» Given problem: Write out the entries verbatim and leave the images out of the copy.

» Records supplied:
============================================================

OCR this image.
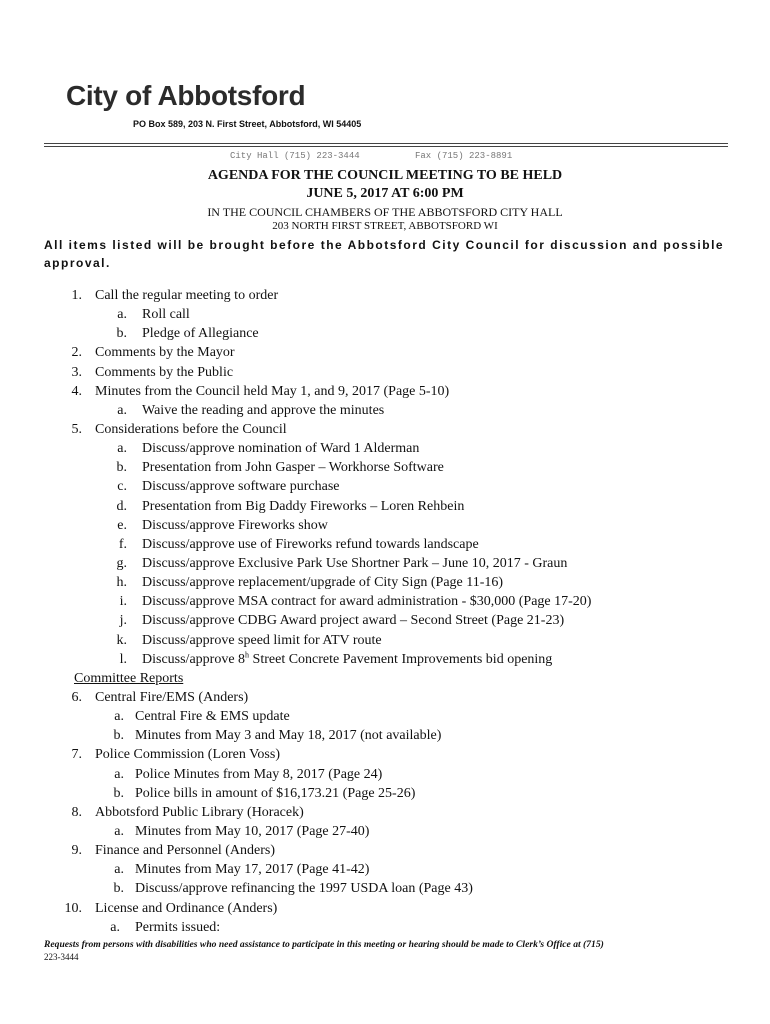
City of Abbotsford
PO Box 589, 203 N. First Street, Abbotsford, WI 54405
City Hall (715) 223-3444	Fax (715) 223-8891
AGENDA FOR THE COUNCIL MEETING TO BE HELD
JUNE 5, 2017 AT 6:00 PM
IN THE COUNCIL CHAMBERS OF THE ABBOTSFORD CITY HALL
203 NORTH FIRST STREET, ABBOTSFORD WI
All items listed will be brought before the Abbotsford City Council for discussion and possible approval.
1. Call the regular meeting to order
a. Roll call
b. Pledge of Allegiance
2. Comments by the Mayor
3. Comments by the Public
4. Minutes from the Council held May 1, and 9, 2017 (Page 5-10)
a. Waive the reading and approve the minutes
5. Considerations before the Council
a. Discuss/approve nomination of Ward 1 Alderman
b. Presentation from John Gasper – Workhorse Software
c. Discuss/approve software purchase
d. Presentation from Big Daddy Fireworks – Loren Rehbein
e. Discuss/approve Fireworks show
f. Discuss/approve use of Fireworks refund towards landscape
g. Discuss/approve Exclusive Park Use Shortner Park – June 10, 2017 - Graun
h. Discuss/approve replacement/upgrade of City Sign (Page 11-16)
i. Discuss/approve MSA contract for award administration - $30,000 (Page 17-20)
j. Discuss/approve CDBG Award project award – Second Street (Page 21-23)
k. Discuss/approve speed limit for ATV route
l. Discuss/approve 8$^h$ Street Concrete Pavement Improvements bid opening
Committee Reports
6. Central Fire/EMS (Anders)
a. Central Fire & EMS update
b. Minutes from May 3 and May 18, 2017 (not available)
7. Police Commission (Loren Voss)
a. Police Minutes from May 8, 2017 (Page 24)
b. Police bills in amount of $16,173.21 (Page 25-26)
8. Abbotsford Public Library (Horacek)
a. Minutes from May 10, 2017 (Page 27-40)
9. Finance and Personnel (Anders)
a. Minutes from May 17, 2017 (Page 41-42)
b. Discuss/approve refinancing the 1997 USDA loan (Page 43)
10. License and Ordinance (Anders)
a. Permits issued:
Requests from persons with disabilities who need assistance to participate in this meeting or hearing should be made to Clerk’s Office at (715)
223-3444
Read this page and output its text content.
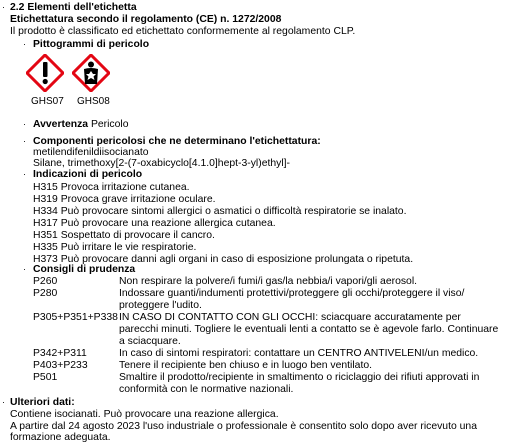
· 2.2 Elementi dell'etichetta
Etichettatura secondo il regolamento (CE) n. 1272/2008
Il prodotto è classificato ed etichettato conformemente al regolamento CLP.
· Pittogrammi di pericolo
GHS07 GHS08
· Avvertenza Pericolo
· Componenti pericolosi che ne determinano l'etichettatura:
metilendifenildiisocianato
Silane, trimethoxy[2-(7-oxabicyclo[4.1.0]hept-3-yl)ethyl]-
· Indicazioni di pericolo
H315 Provoca irritazione cutanea.
H319 Provoca grave irritazione oculare.
H334 Può provocare sintomi allergici o asmatici o difficoltà respiratorie se inalato.
H317 Può provocare una reazione allergica cutanea.
H351 Sospettato di provocare il cancro.
H335 Può irritare le vie respiratorie.
H373 Può provocare danni agli organi in caso di esposizione prolungata o ripetuta.
· Consigli di prudenza
P260	Non respirare la polvere/i fumi/i gas/la nebbia/i vapori/gli aerosol.
P280	Indossare guanti/indumenti protettivi/proteggere gli occhi/proteggere il viso/
proteggere l'udito.
P305+P351+P338 IN CASO DI CONTATTO CON GLI OCCHI: sciacquare accuratamente per
parecchi minuti. Togliere le eventuali lenti a contatto se è agevole farlo. Continuare
a sciacquare.
P342+P311	In caso di sintomi respiratori: contattare un CENTRO ANTIVELENI/un medico.
P403+P233	Tenere il recipiente ben chiuso e in luogo ben ventilato.
P501	Smaltire il prodotto/recipiente in smaltimento o riciclaggio dei rifiuti approvati in
conformità con le normative nazionali.
· Ulteriori dati:
Contiene isocianati. Può provocare una reazione allergica.
A partire dal 24 agosto 2023 l'uso industriale o professionale è consentito solo dopo aver ricevuto una
formazione adeguata.
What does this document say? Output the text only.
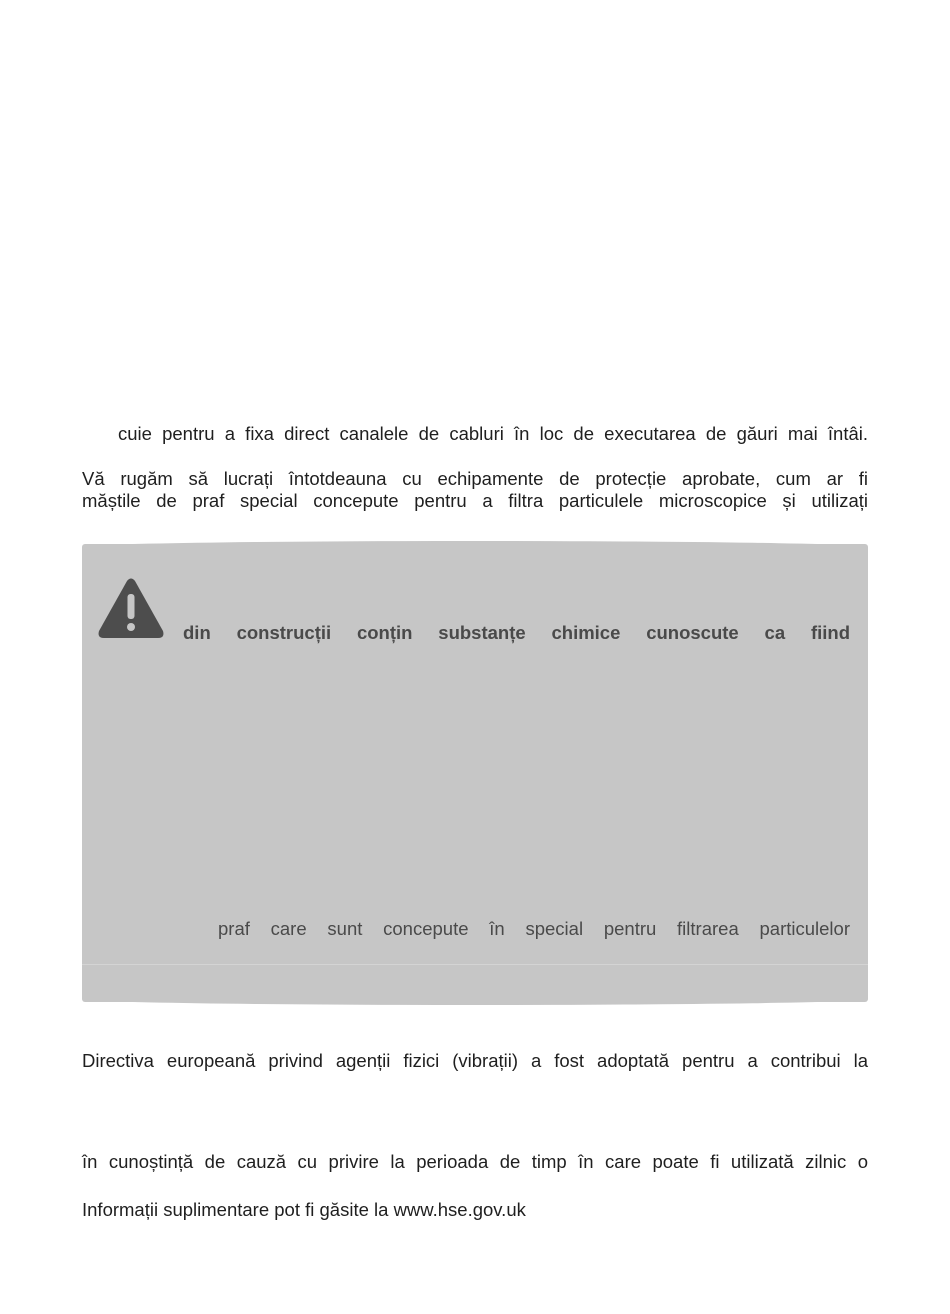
cuie pentru a fixa direct canalele de cabluri în loc de executarea de găuri mai întâi.
Vă rugăm să lucrați întotdeauna cu echipamente de protecție aprobate, cum ar fi
măștile de praf special concepute pentru a filtra particulele microscopice și utilizați
din construcții conțin substanțe chimice cunoscute ca fiind
praf care sunt concepute în special pentru filtrarea particulelor
Directiva europeană privind agenții fizici (vibrații) a fost adoptată pentru a contribui la
în cunoștință de cauză cu privire la perioada de timp în care poate fi utilizată zilnic o
Informații suplimentare pot fi găsite la www.hse.gov.uk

============================================================

» Task answer:
OCR this image.
City of Abbotsford
PO Box 589, 203 N. First Street, Abbotsford, WI 54405
City Hall (715) 223-3444	Fax (715) 223-8891
AGENDA FOR THE COUNCIL MEETING TO BE HELD
JUNE 5, 2017 AT 6:00 PM
IN THE COUNCIL CHAMBERS OF THE ABBOTSFORD CITY HALL
203 NORTH FIRST STREET, ABBOTSFORD WI
All items listed will be brought before the Abbotsford City Council for discussion and possible approval.
1. Call the regular meeting to order
a. Roll call
b. Pledge of Allegiance
2. Comments by the Mayor
3. Comments by the Public
4. Minutes from the Council held May 1, and 9, 2017 (Page 5-10)
a. Waive the reading and approve the minutes
5. Considerations before the Council
a. Discuss/approve nomination of Ward 1 Alderman
b. Presentation from John Gasper – Workhorse Software
c. Discuss/approve software purchase
d. Presentation from Big Daddy Fireworks – Loren Rehbein
e. Discuss/approve Fireworks show
f. Discuss/approve use of Fireworks refund towards landscape
g. Discuss/approve Exclusive Park Use Shortner Park – June 10, 2017 - Graun
h. Discuss/approve replacement/upgrade of City Sign (Page 11-16)
i. Discuss/approve MSA contract for award administration - $30,000 (Page 17-20)
j. Discuss/approve CDBG Award project award – Second Street (Page 21-23)
k. Discuss/approve speed limit for ATV route
l. Discuss/approve 8$^h$ Street Concrete Pavement Improvements bid opening
Committee Reports
6. Central Fire/EMS (Anders)
a. Central Fire & EMS update
b. Minutes from May 3 and May 18, 2017 (not available)
7. Police Commission (Loren Voss)
a. Police Minutes from May 8, 2017 (Page 24)
b. Police bills in amount of $16,173.21 (Page 25-26)
8. Abbotsford Public Library (Horacek)
a. Minutes from May 10, 2017 (Page 27-40)
9. Finance and Personnel (Anders)
a. Minutes from May 17, 2017 (Page 41-42)
b. Discuss/approve refinancing the 1997 USDA loan (Page 43)
10. License and Ordinance (Anders)
a. Permits issued:
Requests from persons with disabilities who need assistance to participate in this meeting or hearing should be made to Clerk’s Office at (715)
223-3444
Read this page and output its text content.
· 2.2 Elementi dell'etichetta
Etichettatura secondo il regolamento (CE) n. 1272/2008
Il prodotto è classificato ed etichettato conformemente al regolamento CLP.
· Pittogrammi di pericolo
GHS07 GHS08
· Avvertenza Pericolo
· Componenti pericolosi che ne determinano l'etichettatura:
metilendifenildiisocianato
Silane, trimethoxy[2-(7-oxabicyclo[4.1.0]hept-3-yl)ethyl]-
· Indicazioni di pericolo
H315 Provoca irritazione cutanea.
H319 Provoca grave irritazione oculare.
H334 Può provocare sintomi allergici o asmatici o difficoltà respiratorie se inalato.
H317 Può provocare una reazione allergica cutanea.
H351 Sospettato di provocare il cancro.
H335 Può irritare le vie respiratorie.
H373 Può provocare danni agli organi in caso di esposizione prolungata o ripetuta.
· Consigli di prudenza
P260	Non respirare la polvere/i fumi/i gas/la nebbia/i vapori/gli aerosol.
P280	Indossare guanti/indumenti protettivi/proteggere gli occhi/proteggere il viso/
proteggere l'udito.
P305+P351+P338 IN CASO DI CONTATTO CON GLI OCCHI: sciacquare accuratamente per
parecchi minuti. Togliere le eventuali lenti a contatto se è agevole farlo. Continuare
a sciacquare.
P342+P311	In caso di sintomi respiratori: contattare un CENTRO ANTIVELENI/un medico.
P403+P233	Tenere il recipiente ben chiuso e in luogo ben ventilato.
P501	Smaltire il prodotto/recipiente in smaltimento o riciclaggio dei rifiuti approvati in
conformità con le normative nazionali.
· Ulteriori dati:
Contiene isocianati. Può provocare una reazione allergica.
A partire dal 24 agosto 2023 l'uso industriale o professionale è consentito solo dopo aver ricevuto una
formazione adeguata.
What does this document say? Output the text only.
cuie pentru a fixa direct canalele de cabluri în loc de executarea de găuri mai întâi.
Vă rugăm să lucrați întotdeauna cu echipamente de protecție aprobate, cum ar fi
măștile de praf special concepute pentru a filtra particulele microscopice și utilizați
din construcții conțin substanțe chimice cunoscute ca fiind
praf care sunt concepute în special pentru filtrarea particulelor
Directiva europeană privind agenții fizici (vibrații) a fost adoptată pentru a contribui la
în cunoștință de cauză cu privire la perioada de timp în care poate fi utilizată zilnic o
Informații suplimentare pot fi găsite la www.hse.gov.uk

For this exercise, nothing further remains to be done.